- **Stated exercise**: Output the records exactly as they appear, with no pictures included.

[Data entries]
────

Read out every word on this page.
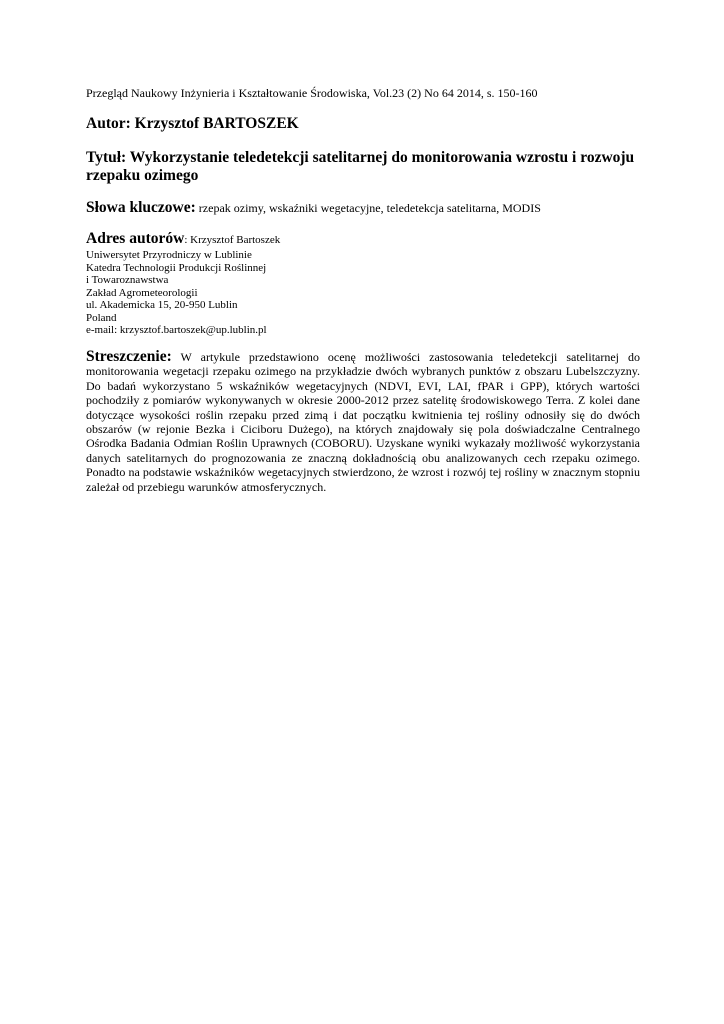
Przegląd Naukowy Inżynieria i Kształtowanie Środowiska, Vol.23 (2) No 64 2014, s. 150-160
Autor: Krzysztof BARTOSZEK
Tytuł: Wykorzystanie teledetekcji satelitarnej do monitorowania wzrostu i rozwoju rzepaku ozimego
Słowa kluczowe: rzepak ozimy, wskaźniki wegetacyjne, teledetekcja satelitarna, MODIS
Adres autorów: Krzysztof Bartoszek
Uniwersytet Przyrodniczy w Lublinie
Katedra Technologii Produkcji Roślinnej
i Towaroznawstwa
Zakład Agrometeorologii
ul. Akademicka 15, 20-950 Lublin
Poland
e-mail: krzysztof.bartoszek@up.lublin.pl
Streszczenie: W artykule przedstawiono ocenę możliwości zastosowania teledetekcji satelitarnej do monitorowania wegetacji rzepaku ozimego na przykładzie dwóch wybranych punktów z obszaru Lubelszczyzny. Do badań wykorzystano 5 wskaźników wegetacyjnych (NDVI, EVI, LAI, fPAR i GPP), których wartości pochodziły z pomiarów wykonywanych w okresie 2000-2012 przez satelitę środowiskowego Terra. Z kolei dane dotyczące wysokości roślin rzepaku przed zimą i dat początku kwitnienia tej rośliny odnosiły się do dwóch obszarów (w rejonie Bezka i Ciciboru Dużego), na których znajdowały się pola doświadczalne Centralnego Ośrodka Badania Odmian Roślin Uprawnych (COBORU). Uzyskane wyniki wykazały możliwość wykorzystania danych satelitarnych do prognozowania ze znaczną dokładnością obu analizowanych cech rzepaku ozimego. Ponadto na podstawie wskaźników wegetacyjnych stwierdzono, że wzrost i rozwój tej rośliny w znacznym stopniu zależał od przebiegu warunków atmosferycznych.
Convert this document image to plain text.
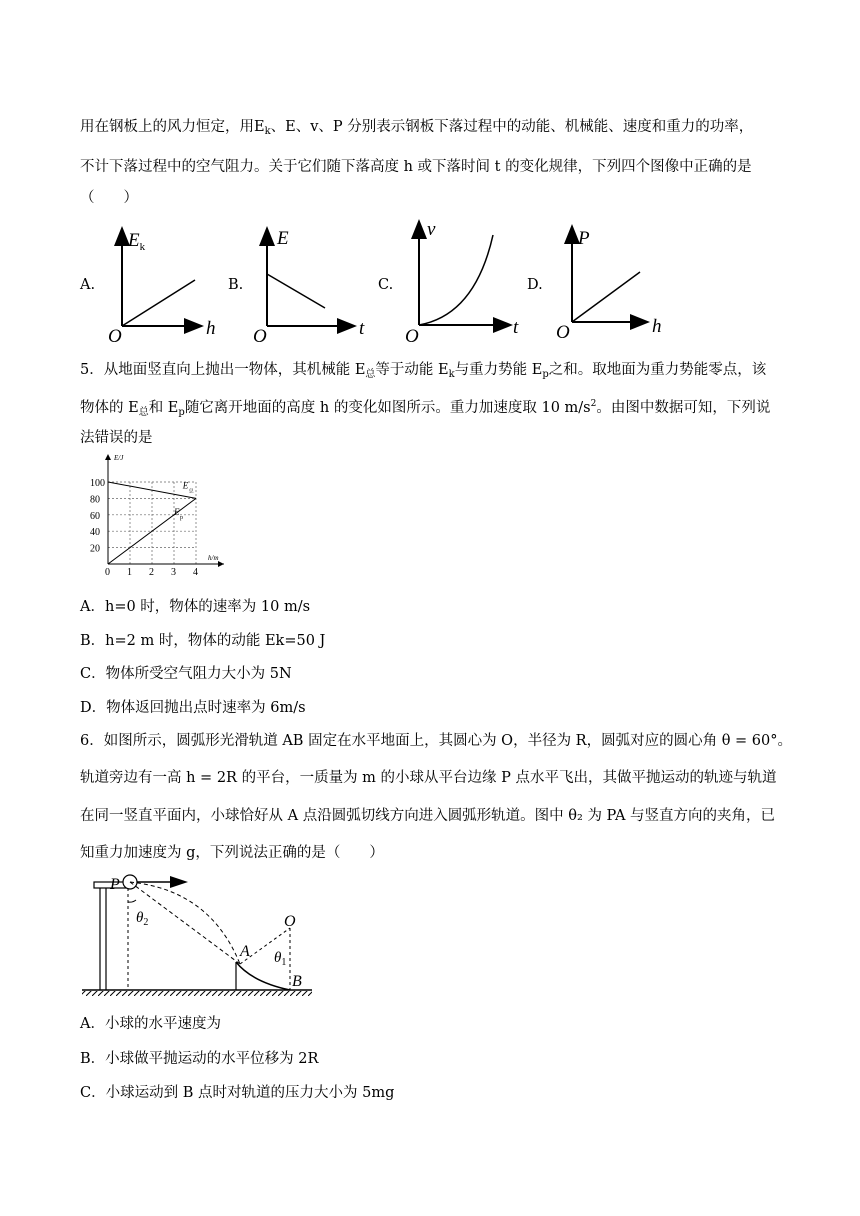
用在钢板上的风力恒定，用$E_k$、E、v、P 分别表示钢板下落过程中的动能、机械能、速度和重力的功率，
不计下落过程中的空气阻力。关于它们随下落高度 h 或下落时间 t 的变化规律，下列四个图像中正确的是
（　　）
A.
$E_k$
h
O
B.
E
t
O
C.
v
t
O
D.
P
h
O
5．从地面竖直向上抛出一物体，其机械能 $E_总$等于动能 $E_k$与重力势能 $E_p$之和。取地面为重力势能零点，该
物体的 $E_总$和 $E_p$随它离开地面的高度 h 的变化如图所示。重力加速度取 10 $m/s^2$。由图中数据可知，下列说
法错误的是
0 1 2 3 4
20
40
60
80
100
E/J
h/m
E
总
E
p
A．h=0 时，物体的速率为 10 m/s
B．h=2 m 时，物体的动能 Ek=50 J
C．物体所受空气阻力大小为 5N
D．物体返回抛出点时速率为 6m/s
6．如图所示，圆弧形光滑轨道 AB 固定在水平地面上，其圆心为 O，半径为 R，圆弧对应的圆心角 θ = 60°。
轨道旁边有一高 h = 2R 的平台，一质量为 m 的小球从平台边缘 P 点水平飞出，其做平抛运动的轨迹与轨道
在同一竖直平面内，小球恰好从 A 点沿圆弧切线方向进入圆弧形轨道。图中 θ₂ 为 PA 与竖直方向的夹角，已
知重力加速度为 g，下列说法正确的是（　　）
P
$\theta_2$
A
O
$\theta_1$
B
A．小球的水平速度为
B．小球做平抛运动的水平位移为 2R
C．小球运动到 B 点时对轨道的压力大小为 5mg
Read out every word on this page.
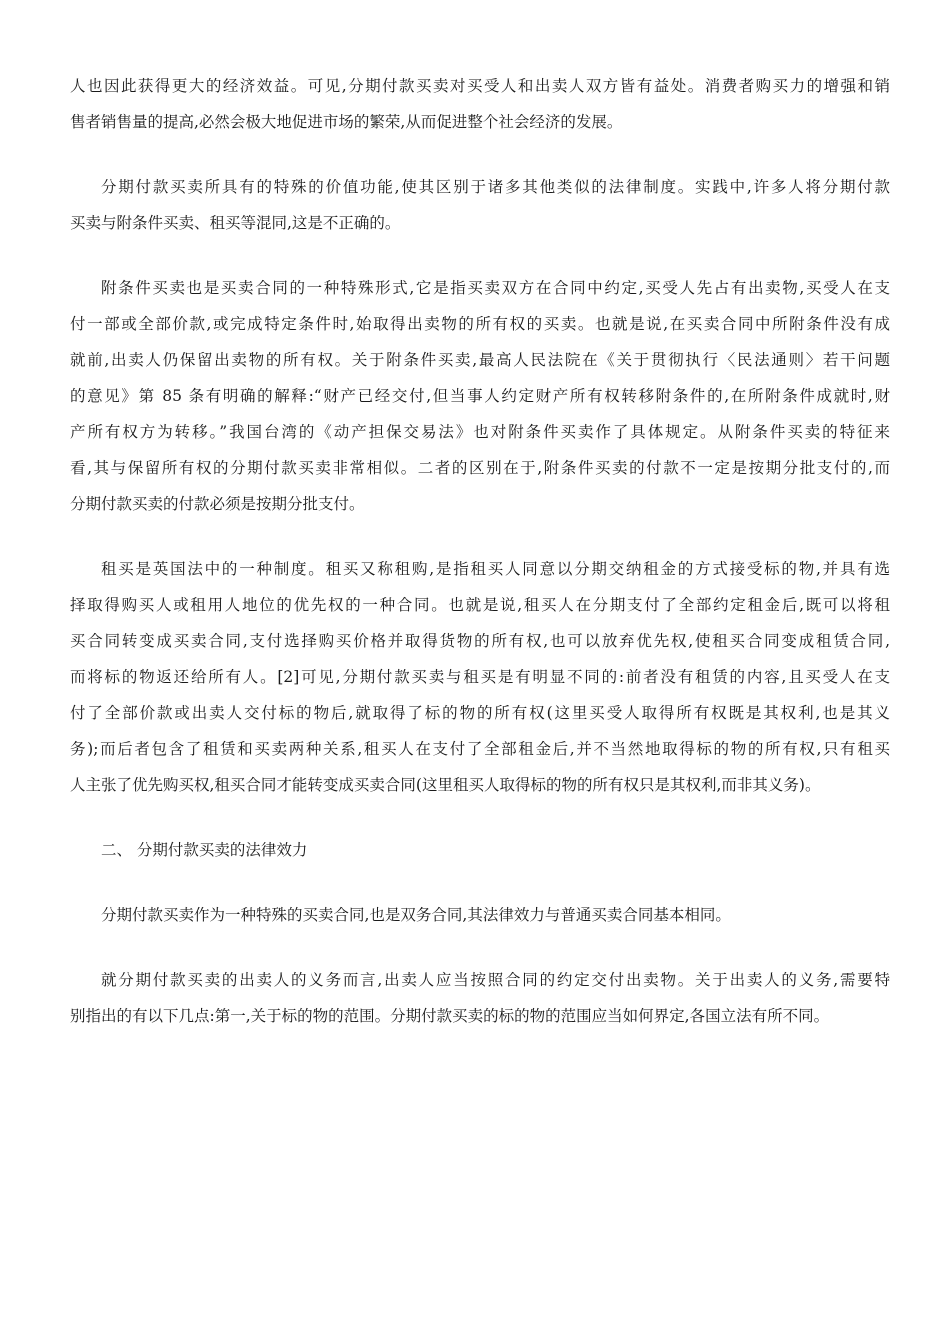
人也因此获得更大的经济效益。可见,分期付款买卖对买受人和出卖人双方皆有益处。消费者购买力的增强和销
售者销售量的提高,必然会极大地促进市场的繁荣,从而促进整个社会经济的发展。
分期付款买卖所具有的特殊的价值功能,使其区别于诸多其他类似的法律制度。实践中,许多人将分期付款
买卖与附条件买卖、租买等混同,这是不正确的。
附条件买卖也是买卖合同的一种特殊形式,它是指买卖双方在合同中约定,买受人先占有出卖物,买受人在支
付一部或全部价款,或完成特定条件时,始取得出卖物的所有权的买卖。也就是说,在买卖合同中所附条件没有成
就前,出卖人仍保留出卖物的所有权。关于附条件买卖,最高人民法院在《关于贯彻执行〈民法通则〉若干问题
的意见》第 85 条有明确的解释:“财产已经交付,但当事人约定财产所有权转移附条件的,在所附条件成就时,财
产所有权方为转移。”我国台湾的《动产担保交易法》也对附条件买卖作了具体规定。从附条件买卖的特征来
看,其与保留所有权的分期付款买卖非常相似。二者的区别在于,附条件买卖的付款不一定是按期分批支付的,而
分期付款买卖的付款必须是按期分批支付。
租买是英国法中的一种制度。租买又称租购,是指租买人同意以分期交纳租金的方式接受标的物,并具有选
择取得购买人或租用人地位的优先权的一种合同。也就是说,租买人在分期支付了全部约定租金后,既可以将租
买合同转变成买卖合同,支付选择购买价格并取得货物的所有权,也可以放弃优先权,使租买合同变成租赁合同,
而将标的物返还给所有人。[2]可见,分期付款买卖与租买是有明显不同的:前者没有租赁的内容,且买受人在支
付了全部价款或出卖人交付标的物后,就取得了标的物的所有权(这里买受人取得所有权既是其权利,也是其义
务);而后者包含了租赁和买卖两种关系,租买人在支付了全部租金后,并不当然地取得标的物的所有权,只有租买
人主张了优先购买权,租买合同才能转变成买卖合同(这里租买人取得标的物的所有权只是其权利,而非其义务)。
二、 分期付款买卖的法律效力
分期付款买卖作为一种特殊的买卖合同,也是双务合同,其法律效力与普通买卖合同基本相同。
就分期付款买卖的出卖人的义务而言,出卖人应当按照合同的约定交付出卖物。关于出卖人的义务,需要特
别指出的有以下几点:第一,关于标的物的范围。分期付款买卖的标的物的范围应当如何界定,各国立法有所不同。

────

- **Right answer**:
Read out every word on this page.
Przegląd Naukowy Inżynieria i Kształtowanie Środowiska, Vol.23 (2) No 64 2014, s. 150-160
Autor: Krzysztof BARTOSZEK
Tytuł: Wykorzystanie teledetekcji satelitarnej do monitorowania wzrostu i rozwoju rzepaku ozimego
Słowa kluczowe: rzepak ozimy, wskaźniki wegetacyjne, teledetekcja satelitarna, MODIS
Adres autorów: Krzysztof Bartoszek
Uniwersytet Przyrodniczy w Lublinie
Katedra Technologii Produkcji Roślinnej
i Towaroznawstwa
Zakład Agrometeorologii
ul. Akademicka 15, 20-950 Lublin
Poland
e-mail: krzysztof.bartoszek@up.lublin.pl
Streszczenie: W artykule przedstawiono ocenę możliwości zastosowania teledetekcji satelitarnej do monitorowania wegetacji rzepaku ozimego na przykładzie dwóch wybranych punktów z obszaru Lubelszczyzny. Do badań wykorzystano 5 wskaźników wegetacyjnych (NDVI, EVI, LAI, fPAR i GPP), których wartości pochodziły z pomiarów wykonywanych w okresie 2000-2012 przez satelitę środowiskowego Terra. Z kolei dane dotyczące wysokości roślin rzepaku przed zimą i dat początku kwitnienia tej rośliny odnosiły się do dwóch obszarów (w rejonie Bezka i Ciciboru Dużego), na których znajdowały się pola doświadczalne Centralnego Ośrodka Badania Odmian Roślin Uprawnych (COBORU). Uzyskane wyniki wykazały możliwość wykorzystania danych satelitarnych do prognozowania ze znaczną dokładnością obu analizowanych cech rzepaku ozimego. Ponadto na podstawie wskaźników wegetacyjnych stwierdzono, że wzrost i rozwój tej rośliny w znacznym stopniu zależał od przebiegu warunków atmosferycznych.
Convert this document image to plain text.
用在钢板上的风力恒定，用$E_k$、E、v、P 分别表示钢板下落过程中的动能、机械能、速度和重力的功率，
不计下落过程中的空气阻力。关于它们随下落高度 h 或下落时间 t 的变化规律，下列四个图像中正确的是
（　　）
A.
$E_k$
h
O
B.
E
t
O
C.
v
t
O
D.
P
h
O
5．从地面竖直向上抛出一物体，其机械能 $E_总$等于动能 $E_k$与重力势能 $E_p$之和。取地面为重力势能零点，该
物体的 $E_总$和 $E_p$随它离开地面的高度 h 的变化如图所示。重力加速度取 10 $m/s^2$。由图中数据可知，下列说
法错误的是
0 1 2 3 4
20
40
60
80
100
E/J
h/m
E
总
E
p
A．h=0 时，物体的速率为 10 m/s
B．h=2 m 时，物体的动能 Ek=50 J
C．物体所受空气阻力大小为 5N
D．物体返回抛出点时速率为 6m/s
6．如图所示，圆弧形光滑轨道 AB 固定在水平地面上，其圆心为 O，半径为 R，圆弧对应的圆心角 θ = 60°。
轨道旁边有一高 h = 2R 的平台，一质量为 m 的小球从平台边缘 P 点水平飞出，其做平抛运动的轨迹与轨道
在同一竖直平面内，小球恰好从 A 点沿圆弧切线方向进入圆弧形轨道。图中 θ₂ 为 PA 与竖直方向的夹角，已
知重力加速度为 g，下列说法正确的是（　　）
P
$\theta_2$
A
O
$\theta_1$
B
A．小球的水平速度为
B．小球做平抛运动的水平位移为 2R
C．小球运动到 B 点时对轨道的压力大小为 5mg
Read out every word on this page.
人也因此获得更大的经济效益。可见,分期付款买卖对买受人和出卖人双方皆有益处。消费者购买力的增强和销
售者销售量的提高,必然会极大地促进市场的繁荣,从而促进整个社会经济的发展。
分期付款买卖所具有的特殊的价值功能,使其区别于诸多其他类似的法律制度。实践中,许多人将分期付款
买卖与附条件买卖、租买等混同,这是不正确的。
附条件买卖也是买卖合同的一种特殊形式,它是指买卖双方在合同中约定,买受人先占有出卖物,买受人在支
付一部或全部价款,或完成特定条件时,始取得出卖物的所有权的买卖。也就是说,在买卖合同中所附条件没有成
就前,出卖人仍保留出卖物的所有权。关于附条件买卖,最高人民法院在《关于贯彻执行〈民法通则〉若干问题
的意见》第 85 条有明确的解释:“财产已经交付,但当事人约定财产所有权转移附条件的,在所附条件成就时,财
产所有权方为转移。”我国台湾的《动产担保交易法》也对附条件买卖作了具体规定。从附条件买卖的特征来
看,其与保留所有权的分期付款买卖非常相似。二者的区别在于,附条件买卖的付款不一定是按期分批支付的,而
分期付款买卖的付款必须是按期分批支付。
租买是英国法中的一种制度。租买又称租购,是指租买人同意以分期交纳租金的方式接受标的物,并具有选
择取得购买人或租用人地位的优先权的一种合同。也就是说,租买人在分期支付了全部约定租金后,既可以将租
买合同转变成买卖合同,支付选择购买价格并取得货物的所有权,也可以放弃优先权,使租买合同变成租赁合同,
而将标的物返还给所有人。[2]可见,分期付款买卖与租买是有明显不同的:前者没有租赁的内容,且买受人在支
付了全部价款或出卖人交付标的物后,就取得了标的物的所有权(这里买受人取得所有权既是其权利,也是其义
务);而后者包含了租赁和买卖两种关系,租买人在支付了全部租金后,并不当然地取得标的物的所有权,只有租买
人主张了优先购买权,租买合同才能转变成买卖合同(这里租买人取得标的物的所有权只是其权利,而非其义务)。
二、 分期付款买卖的法律效力
分期付款买卖作为一种特殊的买卖合同,也是双务合同,其法律效力与普通买卖合同基本相同。
就分期付款买卖的出卖人的义务而言,出卖人应当按照合同的约定交付出卖物。关于出卖人的义务,需要特
别指出的有以下几点:第一,关于标的物的范围。分期付款买卖的标的物的范围应当如何界定,各国立法有所不同。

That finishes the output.